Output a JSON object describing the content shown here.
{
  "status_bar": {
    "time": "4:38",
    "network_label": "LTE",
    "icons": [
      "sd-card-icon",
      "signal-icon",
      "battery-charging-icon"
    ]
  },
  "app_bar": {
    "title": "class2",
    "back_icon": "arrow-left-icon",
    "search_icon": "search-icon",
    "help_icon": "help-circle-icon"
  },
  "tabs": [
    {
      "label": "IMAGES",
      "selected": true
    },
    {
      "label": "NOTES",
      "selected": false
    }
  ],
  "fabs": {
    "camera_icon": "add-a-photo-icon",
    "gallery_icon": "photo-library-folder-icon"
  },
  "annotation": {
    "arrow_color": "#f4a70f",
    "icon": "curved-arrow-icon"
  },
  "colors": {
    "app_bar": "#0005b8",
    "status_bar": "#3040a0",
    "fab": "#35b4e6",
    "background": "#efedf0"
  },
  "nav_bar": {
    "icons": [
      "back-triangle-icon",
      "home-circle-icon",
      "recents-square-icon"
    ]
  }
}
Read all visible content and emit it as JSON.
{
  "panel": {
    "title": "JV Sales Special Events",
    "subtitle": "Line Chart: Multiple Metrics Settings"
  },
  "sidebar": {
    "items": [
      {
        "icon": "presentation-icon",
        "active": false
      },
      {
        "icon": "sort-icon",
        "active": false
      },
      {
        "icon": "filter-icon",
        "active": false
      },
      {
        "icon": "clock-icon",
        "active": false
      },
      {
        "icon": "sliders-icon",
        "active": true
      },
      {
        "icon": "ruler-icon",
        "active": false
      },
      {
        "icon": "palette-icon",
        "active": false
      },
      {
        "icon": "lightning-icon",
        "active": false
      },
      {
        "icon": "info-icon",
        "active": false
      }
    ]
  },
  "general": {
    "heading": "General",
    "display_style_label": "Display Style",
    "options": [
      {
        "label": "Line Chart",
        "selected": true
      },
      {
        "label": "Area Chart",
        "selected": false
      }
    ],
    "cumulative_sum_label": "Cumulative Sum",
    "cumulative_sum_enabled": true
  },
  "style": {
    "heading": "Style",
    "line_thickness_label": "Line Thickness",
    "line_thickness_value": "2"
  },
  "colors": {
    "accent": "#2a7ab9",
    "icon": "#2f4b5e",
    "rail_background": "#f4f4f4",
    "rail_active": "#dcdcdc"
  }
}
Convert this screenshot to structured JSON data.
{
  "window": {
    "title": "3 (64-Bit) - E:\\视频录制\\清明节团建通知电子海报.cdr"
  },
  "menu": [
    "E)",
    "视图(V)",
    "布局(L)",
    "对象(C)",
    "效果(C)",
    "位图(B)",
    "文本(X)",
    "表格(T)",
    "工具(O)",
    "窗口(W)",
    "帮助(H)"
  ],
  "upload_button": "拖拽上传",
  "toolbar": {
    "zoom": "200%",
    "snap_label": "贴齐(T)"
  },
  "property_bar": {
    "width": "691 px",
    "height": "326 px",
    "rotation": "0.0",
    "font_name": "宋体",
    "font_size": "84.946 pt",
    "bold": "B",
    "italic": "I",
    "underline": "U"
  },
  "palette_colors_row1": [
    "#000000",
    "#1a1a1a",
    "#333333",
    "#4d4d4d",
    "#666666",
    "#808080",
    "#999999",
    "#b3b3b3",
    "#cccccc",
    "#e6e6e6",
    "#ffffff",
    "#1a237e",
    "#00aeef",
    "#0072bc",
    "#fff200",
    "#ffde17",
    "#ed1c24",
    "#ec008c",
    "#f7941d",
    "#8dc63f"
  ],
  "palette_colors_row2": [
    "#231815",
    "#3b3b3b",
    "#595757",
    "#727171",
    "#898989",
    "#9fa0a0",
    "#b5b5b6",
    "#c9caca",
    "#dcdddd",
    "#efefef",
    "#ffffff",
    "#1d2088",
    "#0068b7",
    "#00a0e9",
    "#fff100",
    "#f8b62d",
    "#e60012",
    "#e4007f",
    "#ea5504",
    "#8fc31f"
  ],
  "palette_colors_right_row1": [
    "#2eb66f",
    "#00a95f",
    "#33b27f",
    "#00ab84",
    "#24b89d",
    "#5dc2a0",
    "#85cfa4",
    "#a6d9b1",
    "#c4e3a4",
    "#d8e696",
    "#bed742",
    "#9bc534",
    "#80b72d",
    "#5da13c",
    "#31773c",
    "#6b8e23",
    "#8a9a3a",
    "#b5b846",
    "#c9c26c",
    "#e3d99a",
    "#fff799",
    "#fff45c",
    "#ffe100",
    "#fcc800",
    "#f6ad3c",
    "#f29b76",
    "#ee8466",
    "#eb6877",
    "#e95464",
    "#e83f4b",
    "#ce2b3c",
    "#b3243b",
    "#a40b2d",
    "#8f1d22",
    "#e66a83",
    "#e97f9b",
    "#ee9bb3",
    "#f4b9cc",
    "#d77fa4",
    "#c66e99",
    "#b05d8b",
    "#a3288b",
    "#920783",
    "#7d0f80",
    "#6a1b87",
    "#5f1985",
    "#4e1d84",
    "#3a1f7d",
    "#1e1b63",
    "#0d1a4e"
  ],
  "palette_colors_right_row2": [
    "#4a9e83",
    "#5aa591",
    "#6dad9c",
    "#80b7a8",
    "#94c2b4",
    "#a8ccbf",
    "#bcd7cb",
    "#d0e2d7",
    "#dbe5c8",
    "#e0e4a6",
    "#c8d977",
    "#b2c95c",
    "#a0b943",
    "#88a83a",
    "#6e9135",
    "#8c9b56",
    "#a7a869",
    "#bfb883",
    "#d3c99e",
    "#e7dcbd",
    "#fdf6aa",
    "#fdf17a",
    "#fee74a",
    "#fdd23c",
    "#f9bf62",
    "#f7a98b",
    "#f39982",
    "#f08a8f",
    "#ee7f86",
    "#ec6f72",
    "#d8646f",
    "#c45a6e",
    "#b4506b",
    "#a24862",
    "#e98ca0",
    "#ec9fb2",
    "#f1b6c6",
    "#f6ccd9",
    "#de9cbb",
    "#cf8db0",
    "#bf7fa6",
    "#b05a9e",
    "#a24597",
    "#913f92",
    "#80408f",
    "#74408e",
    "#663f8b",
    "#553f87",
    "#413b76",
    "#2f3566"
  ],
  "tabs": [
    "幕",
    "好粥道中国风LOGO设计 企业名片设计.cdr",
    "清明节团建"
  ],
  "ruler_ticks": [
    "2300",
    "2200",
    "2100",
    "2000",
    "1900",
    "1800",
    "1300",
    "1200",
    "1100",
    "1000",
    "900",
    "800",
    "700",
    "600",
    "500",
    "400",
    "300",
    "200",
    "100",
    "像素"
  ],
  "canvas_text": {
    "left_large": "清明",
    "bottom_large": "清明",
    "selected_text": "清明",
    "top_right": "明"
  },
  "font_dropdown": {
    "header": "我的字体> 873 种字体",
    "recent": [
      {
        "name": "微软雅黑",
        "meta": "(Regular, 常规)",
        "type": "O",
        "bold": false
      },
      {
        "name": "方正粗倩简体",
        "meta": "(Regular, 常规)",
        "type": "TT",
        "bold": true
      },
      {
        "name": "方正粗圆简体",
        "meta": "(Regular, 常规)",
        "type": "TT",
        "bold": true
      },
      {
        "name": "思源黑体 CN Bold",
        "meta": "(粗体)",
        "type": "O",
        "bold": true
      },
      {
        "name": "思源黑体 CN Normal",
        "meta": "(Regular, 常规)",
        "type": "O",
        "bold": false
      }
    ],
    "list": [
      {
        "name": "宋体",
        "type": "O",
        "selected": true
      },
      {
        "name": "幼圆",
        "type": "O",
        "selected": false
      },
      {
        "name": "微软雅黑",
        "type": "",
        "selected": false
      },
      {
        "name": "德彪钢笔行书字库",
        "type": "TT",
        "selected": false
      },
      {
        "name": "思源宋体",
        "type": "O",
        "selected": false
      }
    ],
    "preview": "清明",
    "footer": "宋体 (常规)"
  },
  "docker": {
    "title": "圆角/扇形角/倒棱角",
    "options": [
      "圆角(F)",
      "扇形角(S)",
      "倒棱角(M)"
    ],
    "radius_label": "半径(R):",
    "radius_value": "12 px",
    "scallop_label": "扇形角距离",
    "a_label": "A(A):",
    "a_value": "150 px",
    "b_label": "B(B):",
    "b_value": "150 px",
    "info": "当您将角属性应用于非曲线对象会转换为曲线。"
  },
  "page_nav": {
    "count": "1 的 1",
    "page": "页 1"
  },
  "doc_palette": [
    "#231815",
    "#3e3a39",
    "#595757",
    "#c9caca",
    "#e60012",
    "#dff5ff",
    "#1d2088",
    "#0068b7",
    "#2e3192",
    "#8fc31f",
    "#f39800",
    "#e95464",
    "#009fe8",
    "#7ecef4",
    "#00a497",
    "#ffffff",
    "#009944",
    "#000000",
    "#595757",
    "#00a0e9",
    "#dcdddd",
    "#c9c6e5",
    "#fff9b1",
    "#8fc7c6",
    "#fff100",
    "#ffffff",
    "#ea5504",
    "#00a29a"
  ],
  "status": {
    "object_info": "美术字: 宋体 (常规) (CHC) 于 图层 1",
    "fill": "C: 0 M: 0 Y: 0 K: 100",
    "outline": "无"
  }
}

Written instruction: Tell how many lines of the records above hold the string "content". Give no other text.

Correct output: 2